#### Supplied data

==========

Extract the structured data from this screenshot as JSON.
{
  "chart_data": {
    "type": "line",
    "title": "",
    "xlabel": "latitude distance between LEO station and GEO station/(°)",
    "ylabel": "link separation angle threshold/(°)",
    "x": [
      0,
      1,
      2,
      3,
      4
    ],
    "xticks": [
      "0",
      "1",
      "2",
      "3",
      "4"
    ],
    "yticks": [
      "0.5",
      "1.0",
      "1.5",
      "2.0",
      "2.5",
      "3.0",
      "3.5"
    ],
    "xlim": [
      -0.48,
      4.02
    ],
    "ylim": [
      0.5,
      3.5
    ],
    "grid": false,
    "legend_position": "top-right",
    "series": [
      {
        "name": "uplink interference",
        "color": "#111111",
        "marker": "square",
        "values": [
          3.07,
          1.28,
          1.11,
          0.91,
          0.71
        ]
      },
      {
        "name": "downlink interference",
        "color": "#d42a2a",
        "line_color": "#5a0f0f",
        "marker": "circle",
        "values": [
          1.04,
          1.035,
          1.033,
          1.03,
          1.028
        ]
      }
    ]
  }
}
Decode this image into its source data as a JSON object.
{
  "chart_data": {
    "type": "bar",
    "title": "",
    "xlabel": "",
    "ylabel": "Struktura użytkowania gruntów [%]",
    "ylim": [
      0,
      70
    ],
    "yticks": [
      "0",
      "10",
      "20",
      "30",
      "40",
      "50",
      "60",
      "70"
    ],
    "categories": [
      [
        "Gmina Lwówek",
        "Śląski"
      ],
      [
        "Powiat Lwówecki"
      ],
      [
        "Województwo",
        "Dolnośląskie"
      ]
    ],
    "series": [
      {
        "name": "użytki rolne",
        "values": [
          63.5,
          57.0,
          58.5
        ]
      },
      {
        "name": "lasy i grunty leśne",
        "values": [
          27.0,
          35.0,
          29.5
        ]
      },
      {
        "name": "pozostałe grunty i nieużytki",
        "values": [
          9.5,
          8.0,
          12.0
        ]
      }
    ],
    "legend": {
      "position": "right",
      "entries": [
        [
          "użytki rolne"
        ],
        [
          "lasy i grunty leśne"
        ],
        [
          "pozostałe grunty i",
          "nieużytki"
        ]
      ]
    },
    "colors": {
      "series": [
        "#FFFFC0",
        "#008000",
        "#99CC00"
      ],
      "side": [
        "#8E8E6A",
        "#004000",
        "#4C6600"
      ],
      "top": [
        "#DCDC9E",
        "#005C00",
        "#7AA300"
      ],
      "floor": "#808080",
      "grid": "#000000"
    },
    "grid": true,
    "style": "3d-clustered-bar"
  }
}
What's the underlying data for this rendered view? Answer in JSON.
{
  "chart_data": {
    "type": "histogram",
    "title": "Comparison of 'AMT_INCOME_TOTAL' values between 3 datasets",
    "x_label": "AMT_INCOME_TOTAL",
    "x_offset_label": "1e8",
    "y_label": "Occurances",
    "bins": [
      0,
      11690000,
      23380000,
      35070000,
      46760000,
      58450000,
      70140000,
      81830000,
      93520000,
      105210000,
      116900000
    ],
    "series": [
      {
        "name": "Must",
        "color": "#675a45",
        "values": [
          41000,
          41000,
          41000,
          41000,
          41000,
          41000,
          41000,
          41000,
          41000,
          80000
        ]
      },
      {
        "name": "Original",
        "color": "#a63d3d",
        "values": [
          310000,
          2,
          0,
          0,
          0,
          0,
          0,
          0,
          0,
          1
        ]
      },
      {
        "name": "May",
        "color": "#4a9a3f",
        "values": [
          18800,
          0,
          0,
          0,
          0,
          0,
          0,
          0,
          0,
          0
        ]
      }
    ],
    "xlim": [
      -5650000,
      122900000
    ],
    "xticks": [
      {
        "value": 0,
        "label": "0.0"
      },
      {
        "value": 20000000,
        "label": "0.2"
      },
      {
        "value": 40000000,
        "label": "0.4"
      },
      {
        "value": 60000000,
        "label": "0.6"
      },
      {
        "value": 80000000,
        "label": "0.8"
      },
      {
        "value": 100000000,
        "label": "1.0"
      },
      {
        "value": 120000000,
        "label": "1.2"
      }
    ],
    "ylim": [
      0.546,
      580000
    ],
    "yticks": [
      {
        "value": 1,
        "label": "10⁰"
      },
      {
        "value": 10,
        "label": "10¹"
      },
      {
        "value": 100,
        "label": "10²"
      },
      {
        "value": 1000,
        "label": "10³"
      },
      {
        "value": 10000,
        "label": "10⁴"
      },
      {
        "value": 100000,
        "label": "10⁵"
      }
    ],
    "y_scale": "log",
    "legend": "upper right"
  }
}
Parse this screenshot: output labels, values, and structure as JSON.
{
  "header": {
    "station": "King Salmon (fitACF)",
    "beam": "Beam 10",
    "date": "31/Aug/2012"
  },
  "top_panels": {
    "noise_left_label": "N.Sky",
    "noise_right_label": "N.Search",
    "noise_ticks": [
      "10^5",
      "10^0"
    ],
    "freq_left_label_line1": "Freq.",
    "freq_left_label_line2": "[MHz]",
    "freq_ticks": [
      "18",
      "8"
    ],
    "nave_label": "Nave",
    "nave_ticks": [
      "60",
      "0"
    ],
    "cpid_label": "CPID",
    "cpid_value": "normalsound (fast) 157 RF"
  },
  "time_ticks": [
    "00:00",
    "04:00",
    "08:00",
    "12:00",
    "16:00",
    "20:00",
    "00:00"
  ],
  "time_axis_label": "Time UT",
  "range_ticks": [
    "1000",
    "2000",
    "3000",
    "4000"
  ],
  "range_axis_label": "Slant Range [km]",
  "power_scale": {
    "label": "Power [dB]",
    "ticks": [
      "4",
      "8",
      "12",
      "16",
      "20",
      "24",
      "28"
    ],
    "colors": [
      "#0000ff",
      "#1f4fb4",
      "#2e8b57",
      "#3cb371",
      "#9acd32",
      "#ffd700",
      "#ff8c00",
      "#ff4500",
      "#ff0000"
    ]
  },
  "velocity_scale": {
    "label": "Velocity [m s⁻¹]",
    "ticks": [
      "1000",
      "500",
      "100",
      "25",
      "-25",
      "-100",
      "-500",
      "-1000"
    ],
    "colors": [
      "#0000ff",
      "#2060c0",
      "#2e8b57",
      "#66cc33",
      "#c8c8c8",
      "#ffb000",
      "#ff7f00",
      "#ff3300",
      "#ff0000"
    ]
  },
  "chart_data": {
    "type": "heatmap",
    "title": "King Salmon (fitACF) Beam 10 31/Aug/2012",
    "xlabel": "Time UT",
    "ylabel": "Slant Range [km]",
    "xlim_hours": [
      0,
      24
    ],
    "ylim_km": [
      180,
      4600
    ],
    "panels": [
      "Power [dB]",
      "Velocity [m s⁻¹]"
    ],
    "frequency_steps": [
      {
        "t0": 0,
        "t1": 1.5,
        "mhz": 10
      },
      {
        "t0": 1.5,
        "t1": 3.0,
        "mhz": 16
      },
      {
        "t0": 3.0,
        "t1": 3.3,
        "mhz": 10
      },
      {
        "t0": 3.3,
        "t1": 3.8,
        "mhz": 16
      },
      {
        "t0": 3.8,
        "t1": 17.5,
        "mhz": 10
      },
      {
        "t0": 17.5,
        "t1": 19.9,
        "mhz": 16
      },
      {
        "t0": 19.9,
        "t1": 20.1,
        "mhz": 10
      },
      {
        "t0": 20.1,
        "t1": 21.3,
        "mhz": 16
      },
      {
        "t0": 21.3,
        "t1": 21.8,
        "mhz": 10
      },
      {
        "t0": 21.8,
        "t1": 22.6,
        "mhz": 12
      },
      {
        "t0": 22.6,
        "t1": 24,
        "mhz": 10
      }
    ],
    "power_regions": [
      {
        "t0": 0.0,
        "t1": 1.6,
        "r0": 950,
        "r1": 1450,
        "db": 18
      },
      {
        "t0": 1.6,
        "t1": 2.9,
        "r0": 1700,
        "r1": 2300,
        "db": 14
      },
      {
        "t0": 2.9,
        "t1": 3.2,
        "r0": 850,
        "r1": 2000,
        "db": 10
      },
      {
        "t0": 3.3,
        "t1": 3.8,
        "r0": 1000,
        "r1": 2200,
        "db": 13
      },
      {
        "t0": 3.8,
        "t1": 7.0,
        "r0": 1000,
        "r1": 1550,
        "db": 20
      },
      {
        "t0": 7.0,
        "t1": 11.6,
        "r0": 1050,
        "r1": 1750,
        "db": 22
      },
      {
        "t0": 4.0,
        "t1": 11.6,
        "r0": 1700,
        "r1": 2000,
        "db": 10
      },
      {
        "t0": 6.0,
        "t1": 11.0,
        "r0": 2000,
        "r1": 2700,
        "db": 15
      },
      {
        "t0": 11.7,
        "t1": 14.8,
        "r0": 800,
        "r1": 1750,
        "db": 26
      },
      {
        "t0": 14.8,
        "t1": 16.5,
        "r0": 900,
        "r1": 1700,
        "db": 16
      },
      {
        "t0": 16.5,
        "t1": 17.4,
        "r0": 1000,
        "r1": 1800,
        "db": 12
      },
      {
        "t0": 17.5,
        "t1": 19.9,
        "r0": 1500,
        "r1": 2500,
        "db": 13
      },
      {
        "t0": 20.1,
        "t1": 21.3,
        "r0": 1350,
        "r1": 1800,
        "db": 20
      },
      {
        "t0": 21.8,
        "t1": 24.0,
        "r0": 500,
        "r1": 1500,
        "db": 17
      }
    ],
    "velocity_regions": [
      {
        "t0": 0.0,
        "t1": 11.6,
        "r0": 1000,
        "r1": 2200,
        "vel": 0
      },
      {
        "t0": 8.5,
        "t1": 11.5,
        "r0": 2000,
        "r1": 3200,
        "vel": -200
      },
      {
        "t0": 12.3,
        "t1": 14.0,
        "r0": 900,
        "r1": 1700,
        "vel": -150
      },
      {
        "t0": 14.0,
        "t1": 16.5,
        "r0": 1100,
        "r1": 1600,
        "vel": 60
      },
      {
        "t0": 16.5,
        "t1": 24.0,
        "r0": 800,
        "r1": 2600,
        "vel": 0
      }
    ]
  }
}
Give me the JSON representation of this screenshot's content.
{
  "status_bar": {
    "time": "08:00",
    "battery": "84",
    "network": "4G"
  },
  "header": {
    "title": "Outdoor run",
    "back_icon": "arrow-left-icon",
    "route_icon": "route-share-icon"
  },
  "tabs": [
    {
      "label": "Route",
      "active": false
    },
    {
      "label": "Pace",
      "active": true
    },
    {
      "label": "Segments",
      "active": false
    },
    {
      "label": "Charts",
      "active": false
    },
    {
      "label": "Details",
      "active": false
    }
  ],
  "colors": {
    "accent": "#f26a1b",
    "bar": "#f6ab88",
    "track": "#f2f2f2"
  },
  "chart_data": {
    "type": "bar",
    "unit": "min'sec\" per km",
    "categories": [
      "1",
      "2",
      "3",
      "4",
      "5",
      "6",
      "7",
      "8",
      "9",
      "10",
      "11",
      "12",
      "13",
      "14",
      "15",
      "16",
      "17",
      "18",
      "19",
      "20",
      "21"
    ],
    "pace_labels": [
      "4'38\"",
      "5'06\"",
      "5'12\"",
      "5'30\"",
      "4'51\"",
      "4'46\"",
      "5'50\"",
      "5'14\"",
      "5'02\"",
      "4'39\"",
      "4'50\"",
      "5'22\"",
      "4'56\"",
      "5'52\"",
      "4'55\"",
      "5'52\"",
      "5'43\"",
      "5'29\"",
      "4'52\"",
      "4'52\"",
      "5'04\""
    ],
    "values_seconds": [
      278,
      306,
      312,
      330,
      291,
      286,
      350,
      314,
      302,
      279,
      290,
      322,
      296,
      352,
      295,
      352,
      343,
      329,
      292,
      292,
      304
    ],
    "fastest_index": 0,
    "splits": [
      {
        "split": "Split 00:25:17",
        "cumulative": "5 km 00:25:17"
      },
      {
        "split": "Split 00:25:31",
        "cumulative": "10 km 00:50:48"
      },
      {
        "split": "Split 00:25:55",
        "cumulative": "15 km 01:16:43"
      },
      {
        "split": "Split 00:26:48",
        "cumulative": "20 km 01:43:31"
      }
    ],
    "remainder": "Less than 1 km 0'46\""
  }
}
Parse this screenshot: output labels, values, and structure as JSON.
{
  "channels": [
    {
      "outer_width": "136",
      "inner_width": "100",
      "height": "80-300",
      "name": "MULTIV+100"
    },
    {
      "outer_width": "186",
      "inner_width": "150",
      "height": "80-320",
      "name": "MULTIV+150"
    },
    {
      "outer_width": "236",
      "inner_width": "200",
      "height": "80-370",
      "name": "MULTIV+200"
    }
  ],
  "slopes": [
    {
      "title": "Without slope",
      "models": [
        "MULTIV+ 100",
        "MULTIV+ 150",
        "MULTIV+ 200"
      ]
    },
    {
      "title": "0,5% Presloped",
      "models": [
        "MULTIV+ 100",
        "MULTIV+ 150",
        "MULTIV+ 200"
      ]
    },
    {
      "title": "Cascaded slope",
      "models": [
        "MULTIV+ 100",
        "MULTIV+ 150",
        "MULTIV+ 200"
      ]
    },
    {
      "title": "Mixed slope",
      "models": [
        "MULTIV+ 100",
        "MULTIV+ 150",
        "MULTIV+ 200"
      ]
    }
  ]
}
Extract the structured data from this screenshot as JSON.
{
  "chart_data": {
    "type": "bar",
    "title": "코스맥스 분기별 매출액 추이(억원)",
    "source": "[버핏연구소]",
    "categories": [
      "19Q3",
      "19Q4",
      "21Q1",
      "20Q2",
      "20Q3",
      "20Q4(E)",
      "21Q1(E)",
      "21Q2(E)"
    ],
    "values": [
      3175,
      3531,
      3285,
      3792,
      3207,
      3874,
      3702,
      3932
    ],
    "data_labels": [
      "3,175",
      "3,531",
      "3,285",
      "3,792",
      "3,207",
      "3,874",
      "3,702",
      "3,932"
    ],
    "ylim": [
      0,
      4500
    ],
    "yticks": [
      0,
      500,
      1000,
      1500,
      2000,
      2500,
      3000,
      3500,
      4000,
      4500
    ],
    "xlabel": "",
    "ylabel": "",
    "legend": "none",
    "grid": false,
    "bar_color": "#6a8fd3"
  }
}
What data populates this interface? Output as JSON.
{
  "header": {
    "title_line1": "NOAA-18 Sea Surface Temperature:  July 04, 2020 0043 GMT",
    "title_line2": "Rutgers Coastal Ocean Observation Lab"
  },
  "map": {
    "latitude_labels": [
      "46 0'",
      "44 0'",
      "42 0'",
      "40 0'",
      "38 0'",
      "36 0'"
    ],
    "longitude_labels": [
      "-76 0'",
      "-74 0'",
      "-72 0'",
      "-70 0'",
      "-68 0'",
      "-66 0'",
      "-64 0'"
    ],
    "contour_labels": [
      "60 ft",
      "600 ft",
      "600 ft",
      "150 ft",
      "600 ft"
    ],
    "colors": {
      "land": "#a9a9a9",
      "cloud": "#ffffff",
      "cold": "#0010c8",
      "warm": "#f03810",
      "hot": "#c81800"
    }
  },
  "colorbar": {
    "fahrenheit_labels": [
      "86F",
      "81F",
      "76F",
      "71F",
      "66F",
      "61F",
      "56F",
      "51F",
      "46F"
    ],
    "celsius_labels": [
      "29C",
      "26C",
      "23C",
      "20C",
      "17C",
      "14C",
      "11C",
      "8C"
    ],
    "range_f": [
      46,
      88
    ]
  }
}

==========

#### Exercise aim
Pick out all the lines with the word "Slant" in them and copy them.

#### Correct output
  "range_axis_label": "Slant Range [km]",
    "ylabel": "Slant Range [km]",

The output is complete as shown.